◆ **Work to be completed**
Work out how many lines of the listing hold the string "total". Answer with that number alone.

◆ **Task input**

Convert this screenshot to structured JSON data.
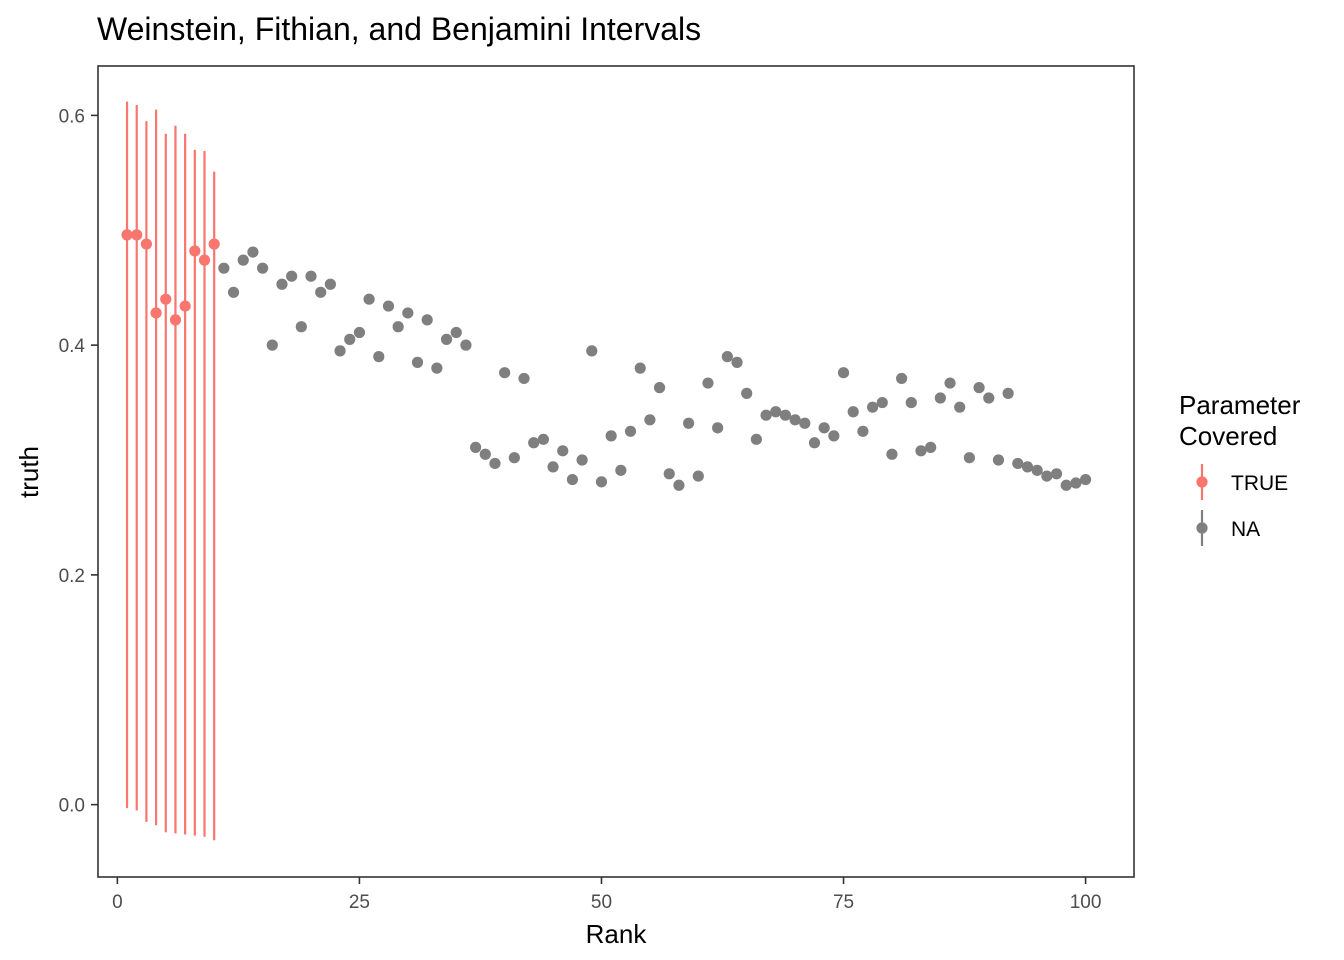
{
  "chart_data": {
    "type": "scatter",
    "title": "Weinstein, Fithian, and Benjamini Intervals",
    "xlabel": "Rank",
    "ylabel": "truth",
    "xlim": [
      -2,
      105
    ],
    "ylim": [
      -0.063,
      0.643
    ],
    "x_ticks": [
      0,
      25,
      50,
      75,
      100
    ],
    "y_ticks": [
      0.0,
      0.2,
      0.4,
      0.6
    ],
    "x_tick_labels": [
      "0",
      "25",
      "50",
      "75",
      "100"
    ],
    "y_tick_labels": [
      "0.0",
      "0.2",
      "0.4",
      "0.6"
    ],
    "grid": false,
    "legend": {
      "title_lines": [
        "Parameter",
        "Covered"
      ],
      "placement": "right",
      "entries": [
        {
          "label": "TRUE",
          "color": "#F8766D"
        },
        {
          "label": "NA",
          "color": "#7F7F7F"
        }
      ]
    },
    "series": [
      {
        "name": "TRUE",
        "color": "#F8766D",
        "x": [
          1,
          2,
          3,
          4,
          5,
          6,
          7,
          8,
          9,
          10
        ],
        "y": [
          0.496,
          0.496,
          0.488,
          0.428,
          0.44,
          0.422,
          0.434,
          0.482,
          0.474,
          0.488
        ],
        "lower": [
          -0.003,
          -0.005,
          -0.015,
          -0.018,
          -0.024,
          -0.025,
          -0.026,
          -0.027,
          -0.028,
          -0.031
        ],
        "upper": [
          0.612,
          0.609,
          0.595,
          0.605,
          0.584,
          0.591,
          0.584,
          0.57,
          0.569,
          0.551
        ]
      },
      {
        "name": "NA",
        "color": "#7F7F7F",
        "x": [
          11,
          12,
          13,
          14,
          15,
          16,
          17,
          18,
          19,
          20,
          21,
          22,
          23,
          24,
          25,
          26,
          27,
          28,
          29,
          30,
          31,
          32,
          33,
          34,
          35,
          36,
          37,
          38,
          39,
          40,
          41,
          42,
          43,
          44,
          45,
          46,
          47,
          48,
          49,
          50,
          51,
          52,
          53,
          54,
          55,
          56,
          57,
          58,
          59,
          60,
          61,
          62,
          63,
          64,
          65,
          66,
          67,
          68,
          69,
          70,
          71,
          72,
          73,
          74,
          75,
          76,
          77,
          78,
          79,
          80,
          81,
          82,
          83,
          84,
          85,
          86,
          87,
          88,
          89,
          90,
          91,
          92,
          93,
          94,
          95,
          96,
          97,
          98,
          99,
          100
        ],
        "y": [
          0.467,
          0.446,
          0.474,
          0.481,
          0.467,
          0.4,
          0.453,
          0.46,
          0.416,
          0.46,
          0.446,
          0.453,
          0.395,
          0.405,
          0.411,
          0.44,
          0.39,
          0.434,
          0.416,
          0.428,
          0.385,
          0.422,
          0.38,
          0.405,
          0.411,
          0.4,
          0.311,
          0.305,
          0.297,
          0.376,
          0.302,
          0.371,
          0.315,
          0.318,
          0.294,
          0.308,
          0.283,
          0.3,
          0.395,
          0.281,
          0.321,
          0.291,
          0.325,
          0.38,
          0.335,
          0.363,
          0.288,
          0.278,
          0.332,
          0.286,
          0.367,
          0.328,
          0.39,
          0.385,
          0.358,
          0.318,
          0.339,
          0.342,
          0.339,
          0.335,
          0.332,
          0.315,
          0.328,
          0.321,
          0.376,
          0.342,
          0.325,
          0.346,
          0.35,
          0.305,
          0.371,
          0.35,
          0.308,
          0.311,
          0.354,
          0.367,
          0.346,
          0.302,
          0.363,
          0.354,
          0.3,
          0.358,
          0.297,
          0.294,
          0.291,
          0.286,
          0.288,
          0.278,
          0.28,
          0.283
        ]
      }
    ]
  }
}
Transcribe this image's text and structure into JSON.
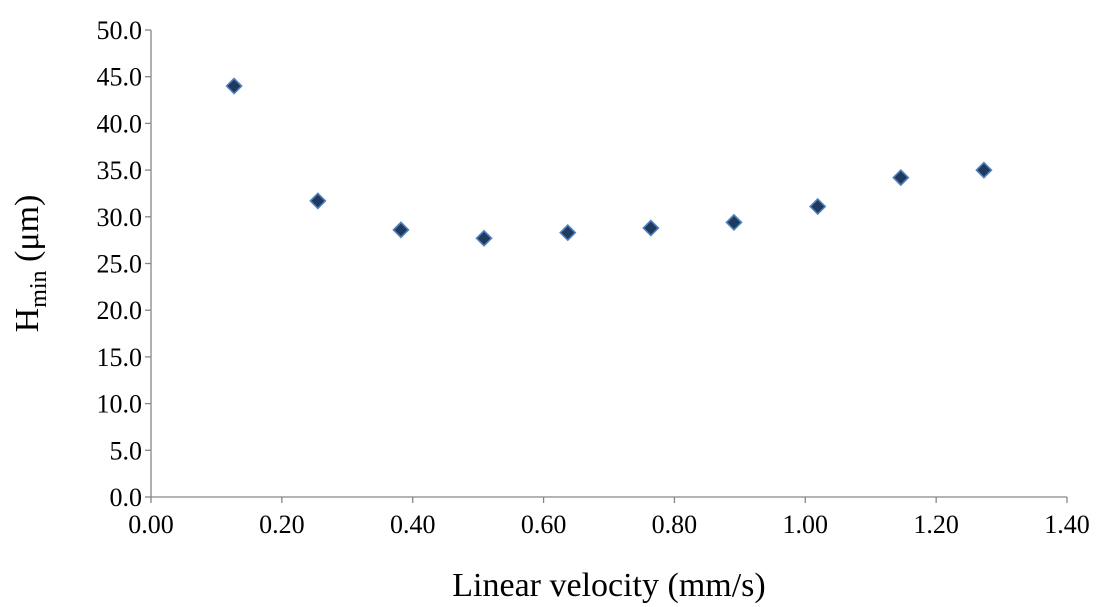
{
  "chart_data": {
    "type": "scatter",
    "title": "",
    "xlabel": "Linear velocity (mm/s)",
    "ylabel": {
      "main": "H",
      "subscript": "min",
      "suffix": " (μm)"
    },
    "xlim": [
      0.0,
      1.4
    ],
    "ylim": [
      0.0,
      50.0
    ],
    "x_ticks": [
      "0.00",
      "0.20",
      "0.40",
      "0.60",
      "0.80",
      "1.00",
      "1.20",
      "1.40"
    ],
    "y_ticks": [
      "0.0",
      "5.0",
      "10.0",
      "15.0",
      "20.0",
      "25.0",
      "30.0",
      "35.0",
      "40.0",
      "45.0",
      "50.0"
    ],
    "grid": false,
    "legend": "none",
    "marker": "diamond",
    "series": [
      {
        "x": [
          0.127,
          0.255,
          0.382,
          0.509,
          0.637,
          0.764,
          0.891,
          1.019,
          1.146,
          1.273
        ],
        "y": [
          44.0,
          31.7,
          28.6,
          27.7,
          28.3,
          28.8,
          29.4,
          31.1,
          34.2,
          35.0
        ]
      }
    ],
    "colors": {
      "marker_fill": "#1f3a5f",
      "marker_edge": "#4f81bd",
      "axis": "#868686",
      "text": "#000000"
    }
  }
}
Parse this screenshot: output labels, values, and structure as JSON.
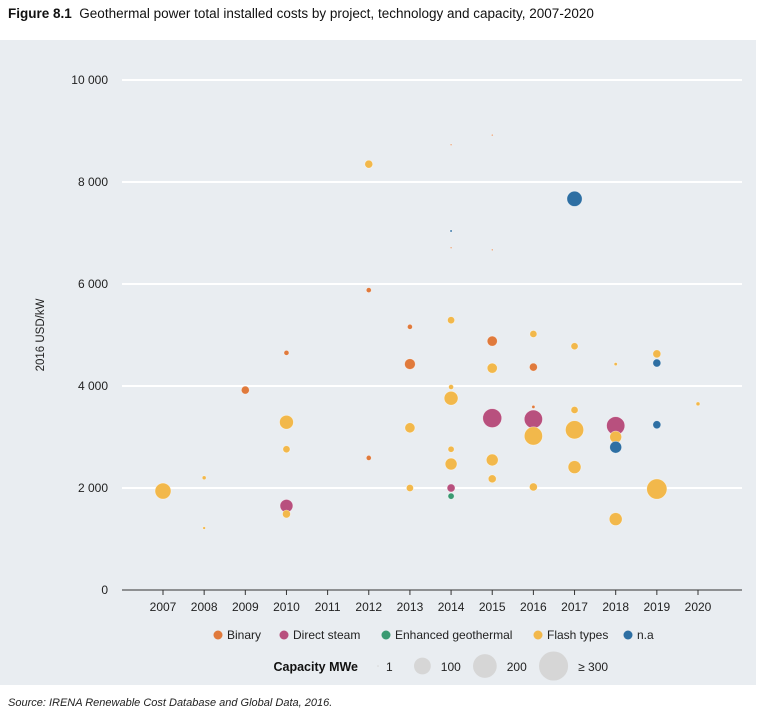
{
  "figure_label": "Figure 8.1",
  "title": "Geothermal power total installed costs by project, technology and capacity, 2007-2020",
  "source": "Source: IRENA Renewable Cost Database and Global Data, 2016.",
  "chart_data": {
    "type": "scatter",
    "title": "Geothermal power total installed costs by project, technology and capacity, 2007-2020",
    "xlabel": "",
    "ylabel": "2016 USD/kW",
    "xlim": [
      2007,
      2020
    ],
    "ylim": [
      0,
      10000
    ],
    "x_ticks": [
      "2007",
      "2008",
      "2009",
      "2010",
      "2011",
      "2012",
      "2013",
      "2014",
      "2015",
      "2016",
      "2017",
      "2018",
      "2019",
      "2020"
    ],
    "y_ticks": [
      {
        "v": 0,
        "label": "0"
      },
      {
        "v": 2000,
        "label": "2 000"
      },
      {
        "v": 4000,
        "label": "4 000"
      },
      {
        "v": 6000,
        "label": "6 000"
      },
      {
        "v": 8000,
        "label": "8 000"
      },
      {
        "v": 10000,
        "label": "10 000"
      }
    ],
    "grid": "horizontal",
    "legend_placement": "bottom",
    "series": [
      {
        "name": "Binary",
        "color": "#e07a3c",
        "points": [
          [
            2009,
            3920,
            25
          ],
          [
            2010,
            4650,
            10
          ],
          [
            2012,
            5880,
            10
          ],
          [
            2012,
            2590,
            10
          ],
          [
            2013,
            5160,
            10
          ],
          [
            2013,
            4430,
            45
          ],
          [
            2014,
            8730,
            1
          ],
          [
            2014,
            6710,
            1
          ],
          [
            2015,
            8920,
            1
          ],
          [
            2015,
            6670,
            1
          ],
          [
            2015,
            4880,
            40
          ],
          [
            2016,
            4370,
            25
          ],
          [
            2016,
            3590,
            4
          ]
        ]
      },
      {
        "name": "Direct steam",
        "color": "#b8507e",
        "points": [
          [
            2010,
            1650,
            65
          ],
          [
            2014,
            2000,
            25
          ],
          [
            2015,
            3370,
            140
          ],
          [
            2016,
            3350,
            130
          ],
          [
            2018,
            3220,
            130
          ]
        ]
      },
      {
        "name": "Enhanced geothermal",
        "color": "#3a9a72",
        "points": [
          [
            2014,
            1840,
            15
          ]
        ]
      },
      {
        "name": "Flash types",
        "color": "#f2b84b",
        "points": [
          [
            2007,
            1940,
            100
          ],
          [
            2008,
            2200,
            6
          ],
          [
            2008,
            1215,
            3
          ],
          [
            2010,
            3290,
            75
          ],
          [
            2010,
            2760,
            20
          ],
          [
            2010,
            1490,
            25
          ],
          [
            2012,
            8350,
            25
          ],
          [
            2013,
            3180,
            40
          ],
          [
            2013,
            2000,
            20
          ],
          [
            2014,
            5290,
            20
          ],
          [
            2014,
            3980,
            10
          ],
          [
            2014,
            3760,
            75
          ],
          [
            2014,
            2760,
            15
          ],
          [
            2014,
            2470,
            55
          ],
          [
            2015,
            4350,
            40
          ],
          [
            2015,
            2550,
            55
          ],
          [
            2015,
            2180,
            25
          ],
          [
            2016,
            5020,
            20
          ],
          [
            2016,
            3020,
            130
          ],
          [
            2016,
            2020,
            25
          ],
          [
            2017,
            4780,
            20
          ],
          [
            2017,
            3530,
            20
          ],
          [
            2017,
            3140,
            130
          ],
          [
            2017,
            2410,
            65
          ],
          [
            2018,
            4430,
            4
          ],
          [
            2018,
            3000,
            55
          ],
          [
            2018,
            1390,
            65
          ],
          [
            2019,
            4630,
            25
          ],
          [
            2019,
            1980,
            160
          ],
          [
            2020,
            3650,
            6
          ]
        ]
      },
      {
        "name": "n.a",
        "color": "#2e6fa3",
        "points": [
          [
            2014,
            7040,
            2
          ],
          [
            2017,
            7670,
            90
          ],
          [
            2018,
            2800,
            55
          ],
          [
            2019,
            4450,
            25
          ],
          [
            2019,
            3240,
            25
          ]
        ]
      }
    ],
    "size_legend": {
      "title": "Capacity MWe",
      "entries": [
        {
          "v": 1,
          "label": "1"
        },
        {
          "v": 100,
          "label": "100"
        },
        {
          "v": 200,
          "label": "200"
        },
        {
          "v": 300,
          "label": "≥ 300"
        }
      ]
    },
    "point_format": "[year, 2016 USD/kW, capacity MWe]"
  }
}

◆ **Answer to the problem**
2